Exercise requirements: Check each line of the entries below for the string "name"; copy every line where it appears.

Records from a dataset:

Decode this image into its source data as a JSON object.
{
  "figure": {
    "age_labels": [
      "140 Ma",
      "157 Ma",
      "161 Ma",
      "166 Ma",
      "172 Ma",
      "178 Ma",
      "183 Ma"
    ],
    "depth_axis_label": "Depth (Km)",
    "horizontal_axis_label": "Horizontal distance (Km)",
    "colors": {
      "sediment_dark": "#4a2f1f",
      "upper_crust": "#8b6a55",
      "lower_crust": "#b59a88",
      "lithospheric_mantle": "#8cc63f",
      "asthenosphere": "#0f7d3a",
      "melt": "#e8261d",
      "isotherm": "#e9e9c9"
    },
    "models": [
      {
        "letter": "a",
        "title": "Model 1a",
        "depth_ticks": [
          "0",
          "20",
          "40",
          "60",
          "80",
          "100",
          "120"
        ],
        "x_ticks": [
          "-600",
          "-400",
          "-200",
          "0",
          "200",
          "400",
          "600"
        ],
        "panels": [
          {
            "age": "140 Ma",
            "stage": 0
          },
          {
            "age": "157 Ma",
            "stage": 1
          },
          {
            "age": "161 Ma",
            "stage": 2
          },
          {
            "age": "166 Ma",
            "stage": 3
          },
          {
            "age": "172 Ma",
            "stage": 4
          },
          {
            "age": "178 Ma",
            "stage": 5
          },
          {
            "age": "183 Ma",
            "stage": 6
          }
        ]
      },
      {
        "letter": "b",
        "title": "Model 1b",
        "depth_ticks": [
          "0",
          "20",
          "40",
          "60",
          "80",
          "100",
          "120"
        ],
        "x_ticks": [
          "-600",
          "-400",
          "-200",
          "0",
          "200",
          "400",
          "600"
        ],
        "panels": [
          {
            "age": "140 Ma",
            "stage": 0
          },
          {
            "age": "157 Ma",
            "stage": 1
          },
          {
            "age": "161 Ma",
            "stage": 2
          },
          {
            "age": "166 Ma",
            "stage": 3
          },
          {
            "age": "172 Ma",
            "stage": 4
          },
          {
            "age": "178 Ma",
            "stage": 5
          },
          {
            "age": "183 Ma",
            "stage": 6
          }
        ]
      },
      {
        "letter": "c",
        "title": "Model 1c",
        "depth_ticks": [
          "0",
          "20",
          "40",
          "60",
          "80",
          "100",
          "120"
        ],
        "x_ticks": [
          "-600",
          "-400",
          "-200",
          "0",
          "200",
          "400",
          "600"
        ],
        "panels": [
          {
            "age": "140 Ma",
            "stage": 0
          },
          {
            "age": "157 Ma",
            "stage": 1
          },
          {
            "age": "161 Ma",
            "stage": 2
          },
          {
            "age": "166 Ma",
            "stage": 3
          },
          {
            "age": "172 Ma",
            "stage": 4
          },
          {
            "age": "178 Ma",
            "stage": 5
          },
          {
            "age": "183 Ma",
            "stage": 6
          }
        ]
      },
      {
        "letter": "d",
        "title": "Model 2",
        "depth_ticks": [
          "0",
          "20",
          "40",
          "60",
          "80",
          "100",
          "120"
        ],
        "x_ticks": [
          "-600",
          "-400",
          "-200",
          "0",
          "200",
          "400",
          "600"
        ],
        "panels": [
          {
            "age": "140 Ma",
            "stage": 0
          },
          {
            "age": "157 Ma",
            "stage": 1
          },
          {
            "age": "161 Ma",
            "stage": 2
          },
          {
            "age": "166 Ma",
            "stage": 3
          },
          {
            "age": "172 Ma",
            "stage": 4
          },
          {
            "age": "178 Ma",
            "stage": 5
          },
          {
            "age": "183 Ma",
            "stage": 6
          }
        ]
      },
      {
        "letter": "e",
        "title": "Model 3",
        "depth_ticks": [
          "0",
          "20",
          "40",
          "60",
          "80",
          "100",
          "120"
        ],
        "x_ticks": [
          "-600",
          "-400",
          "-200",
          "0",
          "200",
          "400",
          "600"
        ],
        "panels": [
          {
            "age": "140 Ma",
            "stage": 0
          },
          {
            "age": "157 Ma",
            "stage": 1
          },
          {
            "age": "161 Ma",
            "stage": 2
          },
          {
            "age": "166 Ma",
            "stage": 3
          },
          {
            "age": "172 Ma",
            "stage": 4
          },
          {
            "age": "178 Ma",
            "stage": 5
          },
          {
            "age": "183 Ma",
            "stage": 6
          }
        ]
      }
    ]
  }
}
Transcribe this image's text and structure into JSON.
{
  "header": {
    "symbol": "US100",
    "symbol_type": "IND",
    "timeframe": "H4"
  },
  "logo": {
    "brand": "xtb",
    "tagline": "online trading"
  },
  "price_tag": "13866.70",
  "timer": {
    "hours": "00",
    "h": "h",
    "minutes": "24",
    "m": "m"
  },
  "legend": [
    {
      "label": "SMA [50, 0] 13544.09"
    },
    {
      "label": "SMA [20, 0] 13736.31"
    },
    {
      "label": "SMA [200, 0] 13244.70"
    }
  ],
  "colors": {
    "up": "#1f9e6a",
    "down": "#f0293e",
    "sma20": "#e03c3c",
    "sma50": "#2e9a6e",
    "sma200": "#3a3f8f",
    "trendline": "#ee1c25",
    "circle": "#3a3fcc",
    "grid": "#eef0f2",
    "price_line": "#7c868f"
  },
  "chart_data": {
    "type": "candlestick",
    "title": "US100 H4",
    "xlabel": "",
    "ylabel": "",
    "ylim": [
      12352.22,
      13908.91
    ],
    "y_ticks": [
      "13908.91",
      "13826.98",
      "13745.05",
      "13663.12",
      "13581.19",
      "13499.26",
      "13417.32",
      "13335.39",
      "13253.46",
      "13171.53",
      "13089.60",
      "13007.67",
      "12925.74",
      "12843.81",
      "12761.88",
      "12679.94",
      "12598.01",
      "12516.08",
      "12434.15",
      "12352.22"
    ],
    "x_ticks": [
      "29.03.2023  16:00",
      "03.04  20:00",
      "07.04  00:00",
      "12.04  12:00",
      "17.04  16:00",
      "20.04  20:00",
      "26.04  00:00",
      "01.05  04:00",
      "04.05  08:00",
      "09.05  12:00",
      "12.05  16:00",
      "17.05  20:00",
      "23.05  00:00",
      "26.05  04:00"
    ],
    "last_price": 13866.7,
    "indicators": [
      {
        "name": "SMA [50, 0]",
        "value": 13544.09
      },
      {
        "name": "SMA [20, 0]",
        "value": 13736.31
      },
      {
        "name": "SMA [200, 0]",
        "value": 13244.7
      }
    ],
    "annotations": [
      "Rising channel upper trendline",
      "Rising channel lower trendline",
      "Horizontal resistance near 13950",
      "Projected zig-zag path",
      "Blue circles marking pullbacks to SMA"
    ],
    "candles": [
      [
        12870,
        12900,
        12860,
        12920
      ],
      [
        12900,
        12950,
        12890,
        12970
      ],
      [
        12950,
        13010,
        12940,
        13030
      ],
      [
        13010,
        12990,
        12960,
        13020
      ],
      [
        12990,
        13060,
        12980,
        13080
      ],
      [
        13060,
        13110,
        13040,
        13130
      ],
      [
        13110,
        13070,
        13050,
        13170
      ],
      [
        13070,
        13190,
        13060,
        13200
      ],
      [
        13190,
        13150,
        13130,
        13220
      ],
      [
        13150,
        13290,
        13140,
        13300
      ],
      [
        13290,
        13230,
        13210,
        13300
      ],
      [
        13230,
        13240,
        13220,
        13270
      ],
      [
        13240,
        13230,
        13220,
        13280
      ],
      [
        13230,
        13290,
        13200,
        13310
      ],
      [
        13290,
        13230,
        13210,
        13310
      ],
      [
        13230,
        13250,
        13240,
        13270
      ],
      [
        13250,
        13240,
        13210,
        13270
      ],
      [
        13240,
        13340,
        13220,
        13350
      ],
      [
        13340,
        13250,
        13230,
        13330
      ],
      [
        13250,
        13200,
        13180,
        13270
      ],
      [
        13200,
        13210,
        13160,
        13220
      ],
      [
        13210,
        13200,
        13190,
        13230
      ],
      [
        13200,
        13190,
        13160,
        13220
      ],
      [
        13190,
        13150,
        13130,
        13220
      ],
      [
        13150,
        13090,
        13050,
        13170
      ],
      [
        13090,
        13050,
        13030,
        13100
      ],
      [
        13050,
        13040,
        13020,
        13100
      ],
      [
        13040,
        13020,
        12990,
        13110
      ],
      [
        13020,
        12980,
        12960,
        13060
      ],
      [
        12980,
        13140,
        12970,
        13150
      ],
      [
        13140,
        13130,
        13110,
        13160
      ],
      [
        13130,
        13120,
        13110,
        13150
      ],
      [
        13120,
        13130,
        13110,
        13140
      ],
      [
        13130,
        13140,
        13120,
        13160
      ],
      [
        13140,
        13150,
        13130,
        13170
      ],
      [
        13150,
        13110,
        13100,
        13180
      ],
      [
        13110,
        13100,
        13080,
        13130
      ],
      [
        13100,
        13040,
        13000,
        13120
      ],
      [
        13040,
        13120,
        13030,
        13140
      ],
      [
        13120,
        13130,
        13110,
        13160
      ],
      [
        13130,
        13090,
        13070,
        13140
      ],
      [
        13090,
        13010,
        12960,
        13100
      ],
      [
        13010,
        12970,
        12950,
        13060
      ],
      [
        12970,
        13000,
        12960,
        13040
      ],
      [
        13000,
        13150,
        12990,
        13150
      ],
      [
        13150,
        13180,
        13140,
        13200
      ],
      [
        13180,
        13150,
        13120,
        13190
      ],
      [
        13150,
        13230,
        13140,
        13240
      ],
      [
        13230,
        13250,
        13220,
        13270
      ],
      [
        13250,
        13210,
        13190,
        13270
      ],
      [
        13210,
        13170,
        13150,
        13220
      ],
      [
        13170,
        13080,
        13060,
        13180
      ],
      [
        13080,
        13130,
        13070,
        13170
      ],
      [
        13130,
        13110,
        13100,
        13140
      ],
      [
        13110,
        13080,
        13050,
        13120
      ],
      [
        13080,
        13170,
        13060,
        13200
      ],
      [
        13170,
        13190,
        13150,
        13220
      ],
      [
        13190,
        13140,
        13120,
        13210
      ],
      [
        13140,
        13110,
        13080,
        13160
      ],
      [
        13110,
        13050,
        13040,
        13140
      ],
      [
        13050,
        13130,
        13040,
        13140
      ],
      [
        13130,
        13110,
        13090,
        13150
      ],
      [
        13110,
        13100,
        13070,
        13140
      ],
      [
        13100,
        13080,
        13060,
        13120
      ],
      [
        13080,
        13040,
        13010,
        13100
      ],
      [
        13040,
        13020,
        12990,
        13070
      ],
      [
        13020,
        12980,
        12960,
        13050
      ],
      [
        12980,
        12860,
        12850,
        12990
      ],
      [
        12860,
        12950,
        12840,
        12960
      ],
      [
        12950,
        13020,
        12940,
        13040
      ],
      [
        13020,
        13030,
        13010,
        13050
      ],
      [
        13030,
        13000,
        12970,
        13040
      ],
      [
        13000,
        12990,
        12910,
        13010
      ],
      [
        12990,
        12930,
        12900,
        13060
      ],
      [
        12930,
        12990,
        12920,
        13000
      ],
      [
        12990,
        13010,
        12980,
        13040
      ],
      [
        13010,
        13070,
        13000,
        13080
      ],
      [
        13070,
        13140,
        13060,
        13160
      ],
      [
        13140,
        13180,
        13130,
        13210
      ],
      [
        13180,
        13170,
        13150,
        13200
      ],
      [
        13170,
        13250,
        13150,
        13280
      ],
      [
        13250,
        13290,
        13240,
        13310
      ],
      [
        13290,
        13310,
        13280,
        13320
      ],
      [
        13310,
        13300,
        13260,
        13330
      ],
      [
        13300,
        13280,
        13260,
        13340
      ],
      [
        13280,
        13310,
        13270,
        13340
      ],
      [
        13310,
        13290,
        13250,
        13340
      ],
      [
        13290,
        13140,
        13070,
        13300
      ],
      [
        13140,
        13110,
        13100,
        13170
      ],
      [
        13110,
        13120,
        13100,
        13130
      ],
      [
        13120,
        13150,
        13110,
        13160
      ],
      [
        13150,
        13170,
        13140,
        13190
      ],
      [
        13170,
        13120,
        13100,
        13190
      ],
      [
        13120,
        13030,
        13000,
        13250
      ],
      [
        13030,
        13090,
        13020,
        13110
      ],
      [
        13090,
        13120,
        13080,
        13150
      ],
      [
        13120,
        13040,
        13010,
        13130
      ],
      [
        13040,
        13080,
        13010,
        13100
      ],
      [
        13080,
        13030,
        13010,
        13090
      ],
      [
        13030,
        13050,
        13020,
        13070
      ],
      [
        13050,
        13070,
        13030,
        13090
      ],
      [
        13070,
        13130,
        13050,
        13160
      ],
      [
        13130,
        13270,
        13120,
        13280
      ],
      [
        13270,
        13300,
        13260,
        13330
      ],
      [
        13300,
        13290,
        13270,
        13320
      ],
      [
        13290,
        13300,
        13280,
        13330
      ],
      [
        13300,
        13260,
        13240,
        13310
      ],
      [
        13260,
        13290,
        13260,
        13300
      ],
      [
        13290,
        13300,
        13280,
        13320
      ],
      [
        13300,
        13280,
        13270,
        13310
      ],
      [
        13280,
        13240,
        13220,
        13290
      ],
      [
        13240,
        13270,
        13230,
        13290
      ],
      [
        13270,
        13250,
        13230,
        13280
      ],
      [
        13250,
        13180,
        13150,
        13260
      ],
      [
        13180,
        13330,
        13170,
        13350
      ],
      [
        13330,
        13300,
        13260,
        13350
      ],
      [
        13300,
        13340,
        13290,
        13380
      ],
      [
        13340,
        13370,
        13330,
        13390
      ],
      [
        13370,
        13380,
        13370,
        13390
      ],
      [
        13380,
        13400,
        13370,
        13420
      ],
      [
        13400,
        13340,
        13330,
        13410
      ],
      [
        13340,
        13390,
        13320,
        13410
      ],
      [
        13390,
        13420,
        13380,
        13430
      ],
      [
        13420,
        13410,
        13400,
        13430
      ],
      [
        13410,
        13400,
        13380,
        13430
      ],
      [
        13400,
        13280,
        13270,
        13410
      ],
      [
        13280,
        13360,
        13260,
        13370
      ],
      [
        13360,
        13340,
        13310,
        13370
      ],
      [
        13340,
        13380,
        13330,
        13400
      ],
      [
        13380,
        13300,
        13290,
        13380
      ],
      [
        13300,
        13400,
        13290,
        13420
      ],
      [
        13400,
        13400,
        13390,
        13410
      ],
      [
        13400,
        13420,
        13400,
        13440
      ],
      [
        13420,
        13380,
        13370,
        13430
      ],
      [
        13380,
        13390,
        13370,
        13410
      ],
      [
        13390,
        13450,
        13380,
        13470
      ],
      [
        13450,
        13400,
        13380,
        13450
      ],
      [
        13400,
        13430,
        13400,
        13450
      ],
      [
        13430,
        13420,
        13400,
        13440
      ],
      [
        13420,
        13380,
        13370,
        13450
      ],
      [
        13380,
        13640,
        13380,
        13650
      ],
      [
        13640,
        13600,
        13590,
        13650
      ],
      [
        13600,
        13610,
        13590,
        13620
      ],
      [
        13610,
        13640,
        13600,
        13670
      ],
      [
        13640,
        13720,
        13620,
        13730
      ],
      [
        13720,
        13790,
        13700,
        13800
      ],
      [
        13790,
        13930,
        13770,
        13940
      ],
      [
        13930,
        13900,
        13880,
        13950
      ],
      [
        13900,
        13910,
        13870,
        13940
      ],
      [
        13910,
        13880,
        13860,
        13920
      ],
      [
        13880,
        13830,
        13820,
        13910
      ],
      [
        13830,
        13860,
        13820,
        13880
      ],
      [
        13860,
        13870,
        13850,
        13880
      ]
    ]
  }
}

Solution to this problem:
        "name": "SMA [50, 0]",
        "name": "SMA [20, 0]",
        "name": "SMA [200, 0]",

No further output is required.